— Begin Data —

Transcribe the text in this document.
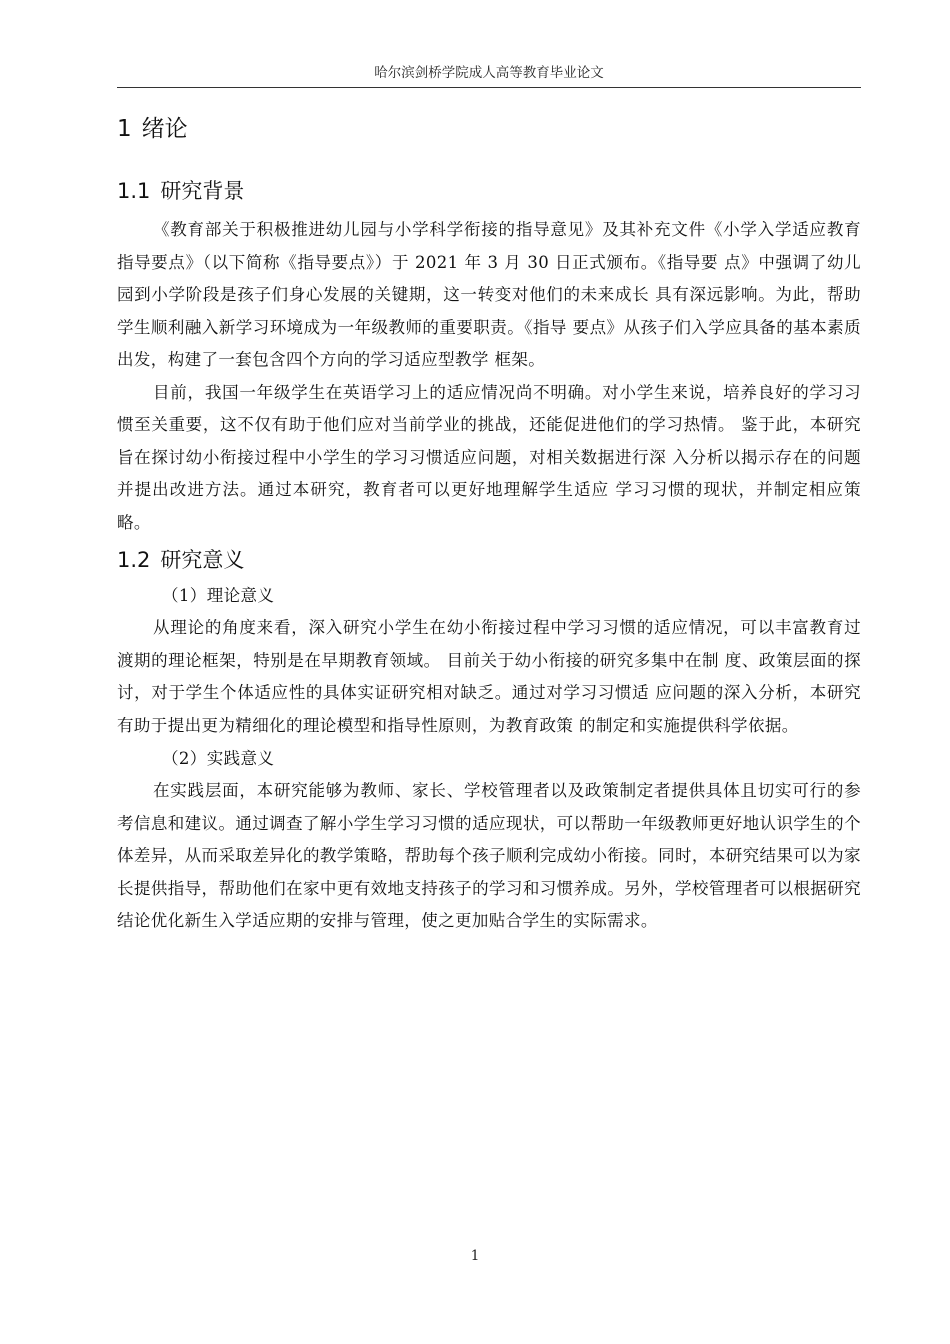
哈尔滨剑桥学院成人高等教育毕业论文
1 绪论
1.1 研究背景

《教育部关于积极推进幼儿园与小学科学衔接的指导意见》及其补充文件《小学入学适应教育指导要点》（以下简称《指导要点》）于 2021 年 3 月 30 日正式颁布。《指导要 点》中强调了幼儿园到小学阶段是孩子们身心发展的关键期，这一转变对他们的未来成长 具有深远影响。为此，帮助学生顺利融入新学习环境成为一年级教师的重要职责。《指导 要点》从孩子们入学应具备的基本素质出发，构建了一套包含四个方向的学习适应型教学 框架。

目前，我国一年级学生在英语学习上的适应情况尚不明确。对小学生来说，培养良好的学习习惯至关重要，这不仅有助于他们应对当前学业的挑战，还能促进他们的学习热情。 鉴于此，本研究旨在探讨幼小衔接过程中小学生的学习习惯适应问题，对相关数据进行深 入分析以揭示存在的问题并提出改进方法。通过本研究，教育者可以更好地理解学生适应 学习习惯的现状，并制定相应策略。

1.2 研究意义

（1）理论意义

从理论的角度来看，深入研究小学生在幼小衔接过程中学习习惯的适应情况，可以丰富教育过渡期的理论框架，特别是在早期教育领域。 目前关于幼小衔接的研究多集中在制 度、政策层面的探讨，对于学生个体适应性的具体实证研究相对缺乏。通过对学习习惯适 应问题的深入分析，本研究有助于提出更为精细化的理论模型和指导性原则，为教育政策 的制定和实施提供科学依据。

（2）实践意义

在实践层面，本研究能够为教师、家长、学校管理者以及政策制定者提供具体且切实可行的参考信息和建议。通过调查了解小学生学习习惯的适应现状，可以帮助一年级教师更好地认识学生的个体差异，从而采取差异化的教学策略，帮助每个孩子顺利完成幼小衔接。同时，本研究结果可以为家长提供指导，帮助他们在家中更有效地支持孩子的学习和习惯养成。另外，学校管理者可以根据研究结论优化新生入学适应期的安排与管理，使之更加贴合学生的实际需求。

1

— End Data —

== Task ==
Extract the entries in full, exactly as they are, minus the pictures.

== Written response ==
Transcribe the text in this document.
哈尔滨剑桥学院成人高等教育毕业论文
1 绪论
1.1 研究背景

《教育部关于积极推进幼儿园与小学科学衔接的指导意见》及其补充文件《小学入学适应教育指导要点》（以下简称《指导要点》）于 2021 年 3 月 30 日正式颁布。《指导要 点》中强调了幼儿园到小学阶段是孩子们身心发展的关键期，这一转变对他们的未来成长 具有深远影响。为此，帮助学生顺利融入新学习环境成为一年级教师的重要职责。《指导 要点》从孩子们入学应具备的基本素质出发，构建了一套包含四个方向的学习适应型教学 框架。

目前，我国一年级学生在英语学习上的适应情况尚不明确。对小学生来说，培养良好的学习习惯至关重要，这不仅有助于他们应对当前学业的挑战，还能促进他们的学习热情。 鉴于此，本研究旨在探讨幼小衔接过程中小学生的学习习惯适应问题，对相关数据进行深 入分析以揭示存在的问题并提出改进方法。通过本研究，教育者可以更好地理解学生适应 学习习惯的现状，并制定相应策略。

1.2 研究意义

（1）理论意义

从理论的角度来看，深入研究小学生在幼小衔接过程中学习习惯的适应情况，可以丰富教育过渡期的理论框架，特别是在早期教育领域。 目前关于幼小衔接的研究多集中在制 度、政策层面的探讨，对于学生个体适应性的具体实证研究相对缺乏。通过对学习习惯适 应问题的深入分析，本研究有助于提出更为精细化的理论模型和指导性原则，为教育政策 的制定和实施提供科学依据。

（2）实践意义

在实践层面，本研究能够为教师、家长、学校管理者以及政策制定者提供具体且切实可行的参考信息和建议。通过调查了解小学生学习习惯的适应现状，可以帮助一年级教师更好地认识学生的个体差异，从而采取差异化的教学策略，帮助每个孩子顺利完成幼小衔接。同时，本研究结果可以为家长提供指导，帮助他们在家中更有效地支持孩子的学习和习惯养成。另外，学校管理者可以根据研究结论优化新生入学适应期的安排与管理，使之更加贴合学生的实际需求。

1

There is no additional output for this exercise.